◆ **ACTIVITY**
A word-for-word retyping of the listing is the goal.

◆ **EXTRACTED DATA**

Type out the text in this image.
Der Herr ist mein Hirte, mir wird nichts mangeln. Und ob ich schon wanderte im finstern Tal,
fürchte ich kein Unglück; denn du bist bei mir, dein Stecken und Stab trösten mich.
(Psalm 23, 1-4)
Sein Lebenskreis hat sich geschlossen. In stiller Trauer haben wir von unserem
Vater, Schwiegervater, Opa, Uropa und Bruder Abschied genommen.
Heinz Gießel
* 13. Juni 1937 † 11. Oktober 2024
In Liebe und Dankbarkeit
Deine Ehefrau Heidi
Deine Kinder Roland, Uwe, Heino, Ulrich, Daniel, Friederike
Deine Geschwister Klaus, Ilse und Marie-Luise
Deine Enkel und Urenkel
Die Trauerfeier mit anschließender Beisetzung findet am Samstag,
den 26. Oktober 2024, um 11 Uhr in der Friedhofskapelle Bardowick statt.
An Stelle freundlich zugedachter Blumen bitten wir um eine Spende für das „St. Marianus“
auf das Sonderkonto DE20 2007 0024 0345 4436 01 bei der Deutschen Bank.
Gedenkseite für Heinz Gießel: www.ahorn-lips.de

◆ **ANSWER TO THE EXERCISE**
Type out the text in this image.
Der Herr ist mein Hirte, mir wird nichts mangeln. Und ob ich schon wanderte im finstern Tal,
fürchte ich kein Unglück; denn du bist bei mir, dein Stecken und Stab trösten mich.
(Psalm 23, 1-4)
Sein Lebenskreis hat sich geschlossen. In stiller Trauer haben wir von unserem
Vater, Schwiegervater, Opa, Uropa und Bruder Abschied genommen.
Heinz Gießel
* 13. Juni 1937 † 11. Oktober 2024
In Liebe und Dankbarkeit
Deine Ehefrau Heidi
Deine Kinder Roland, Uwe, Heino, Ulrich, Daniel, Friederike
Deine Geschwister Klaus, Ilse und Marie-Luise
Deine Enkel und Urenkel
Die Trauerfeier mit anschließender Beisetzung findet am Samstag,
den 26. Oktober 2024, um 11 Uhr in der Friedhofskapelle Bardowick statt.
An Stelle freundlich zugedachter Blumen bitten wir um eine Spende für das „St. Marianus“
auf das Sonderkonto DE20 2007 0024 0345 4436 01 bei der Deutschen Bank.
Gedenkseite für Heinz Gießel: www.ahorn-lips.de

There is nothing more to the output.